Return the records exactly as they are.
— Start DATA SUPPLIED —
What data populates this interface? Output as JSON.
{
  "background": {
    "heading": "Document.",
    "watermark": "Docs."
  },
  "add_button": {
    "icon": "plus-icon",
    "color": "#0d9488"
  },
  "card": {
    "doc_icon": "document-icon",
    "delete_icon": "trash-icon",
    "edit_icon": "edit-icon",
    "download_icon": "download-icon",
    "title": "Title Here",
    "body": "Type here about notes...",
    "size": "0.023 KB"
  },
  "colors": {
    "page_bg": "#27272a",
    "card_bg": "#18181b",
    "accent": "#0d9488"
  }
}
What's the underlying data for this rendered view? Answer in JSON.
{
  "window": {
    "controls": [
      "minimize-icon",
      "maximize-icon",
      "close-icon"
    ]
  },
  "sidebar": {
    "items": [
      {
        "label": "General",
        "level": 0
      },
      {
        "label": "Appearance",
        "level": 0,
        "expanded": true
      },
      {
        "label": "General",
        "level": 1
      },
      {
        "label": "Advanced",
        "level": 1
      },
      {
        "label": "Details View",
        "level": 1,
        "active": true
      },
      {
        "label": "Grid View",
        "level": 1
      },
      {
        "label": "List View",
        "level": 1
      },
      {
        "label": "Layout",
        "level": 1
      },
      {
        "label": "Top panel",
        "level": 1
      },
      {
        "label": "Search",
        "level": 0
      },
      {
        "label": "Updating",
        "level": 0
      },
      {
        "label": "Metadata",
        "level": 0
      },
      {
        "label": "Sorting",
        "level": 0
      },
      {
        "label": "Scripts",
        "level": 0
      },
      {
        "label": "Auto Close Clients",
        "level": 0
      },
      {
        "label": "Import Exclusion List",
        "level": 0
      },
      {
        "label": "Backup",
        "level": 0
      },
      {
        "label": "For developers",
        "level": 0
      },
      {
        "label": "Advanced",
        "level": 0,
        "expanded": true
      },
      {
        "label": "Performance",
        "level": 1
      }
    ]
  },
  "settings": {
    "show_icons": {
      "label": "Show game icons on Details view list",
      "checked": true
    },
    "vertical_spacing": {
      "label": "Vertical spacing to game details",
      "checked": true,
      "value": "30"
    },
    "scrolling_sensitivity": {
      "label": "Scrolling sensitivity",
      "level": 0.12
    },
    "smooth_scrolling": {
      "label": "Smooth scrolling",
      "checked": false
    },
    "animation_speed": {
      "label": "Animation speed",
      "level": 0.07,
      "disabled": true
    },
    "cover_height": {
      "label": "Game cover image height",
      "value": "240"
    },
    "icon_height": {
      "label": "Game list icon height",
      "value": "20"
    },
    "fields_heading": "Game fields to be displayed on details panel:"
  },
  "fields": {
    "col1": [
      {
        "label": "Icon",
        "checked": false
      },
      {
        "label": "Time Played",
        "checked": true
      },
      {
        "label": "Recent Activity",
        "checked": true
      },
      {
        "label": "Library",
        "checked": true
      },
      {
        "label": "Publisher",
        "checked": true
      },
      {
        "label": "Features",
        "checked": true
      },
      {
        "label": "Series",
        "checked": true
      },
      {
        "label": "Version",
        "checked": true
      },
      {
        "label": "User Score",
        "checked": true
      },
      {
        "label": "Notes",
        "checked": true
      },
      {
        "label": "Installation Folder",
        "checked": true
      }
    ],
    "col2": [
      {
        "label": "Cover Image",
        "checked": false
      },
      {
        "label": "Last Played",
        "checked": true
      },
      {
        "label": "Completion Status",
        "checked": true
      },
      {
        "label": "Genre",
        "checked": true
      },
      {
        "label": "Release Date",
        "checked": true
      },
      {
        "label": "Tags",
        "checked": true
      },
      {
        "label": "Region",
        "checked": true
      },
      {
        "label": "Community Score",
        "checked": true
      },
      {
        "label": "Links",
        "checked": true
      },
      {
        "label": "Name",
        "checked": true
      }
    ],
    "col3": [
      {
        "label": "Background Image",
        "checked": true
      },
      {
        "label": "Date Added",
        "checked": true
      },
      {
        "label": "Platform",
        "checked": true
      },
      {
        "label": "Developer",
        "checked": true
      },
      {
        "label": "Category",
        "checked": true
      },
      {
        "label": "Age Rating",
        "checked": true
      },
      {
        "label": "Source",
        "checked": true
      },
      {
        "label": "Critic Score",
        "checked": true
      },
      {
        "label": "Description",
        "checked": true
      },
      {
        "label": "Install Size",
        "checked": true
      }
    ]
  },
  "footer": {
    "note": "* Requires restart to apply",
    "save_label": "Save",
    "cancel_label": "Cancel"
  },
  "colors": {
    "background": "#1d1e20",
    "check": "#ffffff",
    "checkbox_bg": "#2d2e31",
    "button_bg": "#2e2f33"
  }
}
— End DATA SUPPLIED —
OUTPUT:
What data populates this interface? Output as JSON.
{
  "background": {
    "heading": "Document.",
    "watermark": "Docs."
  },
  "add_button": {
    "icon": "plus-icon",
    "color": "#0d9488"
  },
  "card": {
    "doc_icon": "document-icon",
    "delete_icon": "trash-icon",
    "edit_icon": "edit-icon",
    "download_icon": "download-icon",
    "title": "Title Here",
    "body": "Type here about notes...",
    "size": "0.023 KB"
  },
  "colors": {
    "page_bg": "#27272a",
    "card_bg": "#18181b",
    "accent": "#0d9488"
  }
}
What's the underlying data for this rendered view? Answer in JSON.
{
  "window": {
    "controls": [
      "minimize-icon",
      "maximize-icon",
      "close-icon"
    ]
  },
  "sidebar": {
    "items": [
      {
        "label": "General",
        "level": 0
      },
      {
        "label": "Appearance",
        "level": 0,
        "expanded": true
      },
      {
        "label": "General",
        "level": 1
      },
      {
        "label": "Advanced",
        "level": 1
      },
      {
        "label": "Details View",
        "level": 1,
        "active": true
      },
      {
        "label": "Grid View",
        "level": 1
      },
      {
        "label": "List View",
        "level": 1
      },
      {
        "label": "Layout",
        "level": 1
      },
      {
        "label": "Top panel",
        "level": 1
      },
      {
        "label": "Search",
        "level": 0
      },
      {
        "label": "Updating",
        "level": 0
      },
      {
        "label": "Metadata",
        "level": 0
      },
      {
        "label": "Sorting",
        "level": 0
      },
      {
        "label": "Scripts",
        "level": 0
      },
      {
        "label": "Auto Close Clients",
        "level": 0
      },
      {
        "label": "Import Exclusion List",
        "level": 0
      },
      {
        "label": "Backup",
        "level": 0
      },
      {
        "label": "For developers",
        "level": 0
      },
      {
        "label": "Advanced",
        "level": 0,
        "expanded": true
      },
      {
        "label": "Performance",
        "level": 1
      }
    ]
  },
  "settings": {
    "show_icons": {
      "label": "Show game icons on Details view list",
      "checked": true
    },
    "vertical_spacing": {
      "label": "Vertical spacing to game details",
      "checked": true,
      "value": "30"
    },
    "scrolling_sensitivity": {
      "label": "Scrolling sensitivity",
      "level": 0.12
    },
    "smooth_scrolling": {
      "label": "Smooth scrolling",
      "checked": false
    },
    "animation_speed": {
      "label": "Animation speed",
      "level": 0.07,
      "disabled": true
    },
    "cover_height": {
      "label": "Game cover image height",
      "value": "240"
    },
    "icon_height": {
      "label": "Game list icon height",
      "value": "20"
    },
    "fields_heading": "Game fields to be displayed on details panel:"
  },
  "fields": {
    "col1": [
      {
        "label": "Icon",
        "checked": false
      },
      {
        "label": "Time Played",
        "checked": true
      },
      {
        "label": "Recent Activity",
        "checked": true
      },
      {
        "label": "Library",
        "checked": true
      },
      {
        "label": "Publisher",
        "checked": true
      },
      {
        "label": "Features",
        "checked": true
      },
      {
        "label": "Series",
        "checked": true
      },
      {
        "label": "Version",
        "checked": true
      },
      {
        "label": "User Score",
        "checked": true
      },
      {
        "label": "Notes",
        "checked": true
      },
      {
        "label": "Installation Folder",
        "checked": true
      }
    ],
    "col2": [
      {
        "label": "Cover Image",
        "checked": false
      },
      {
        "label": "Last Played",
        "checked": true
      },
      {
        "label": "Completion Status",
        "checked": true
      },
      {
        "label": "Genre",
        "checked": true
      },
      {
        "label": "Release Date",
        "checked": true
      },
      {
        "label": "Tags",
        "checked": true
      },
      {
        "label": "Region",
        "checked": true
      },
      {
        "label": "Community Score",
        "checked": true
      },
      {
        "label": "Links",
        "checked": true
      },
      {
        "label": "Name",
        "checked": true
      }
    ],
    "col3": [
      {
        "label": "Background Image",
        "checked": true
      },
      {
        "label": "Date Added",
        "checked": true
      },
      {
        "label": "Platform",
        "checked": true
      },
      {
        "label": "Developer",
        "checked": true
      },
      {
        "label": "Category",
        "checked": true
      },
      {
        "label": "Age Rating",
        "checked": true
      },
      {
        "label": "Source",
        "checked": true
      },
      {
        "label": "Critic Score",
        "checked": true
      },
      {
        "label": "Description",
        "checked": true
      },
      {
        "label": "Install Size",
        "checked": true
      }
    ]
  },
  "footer": {
    "note": "* Requires restart to apply",
    "save_label": "Save",
    "cancel_label": "Cancel"
  },
  "colors": {
    "background": "#1d1e20",
    "check": "#ffffff",
    "checkbox_bg": "#2d2e31",
    "button_bg": "#2e2f33"
  }
}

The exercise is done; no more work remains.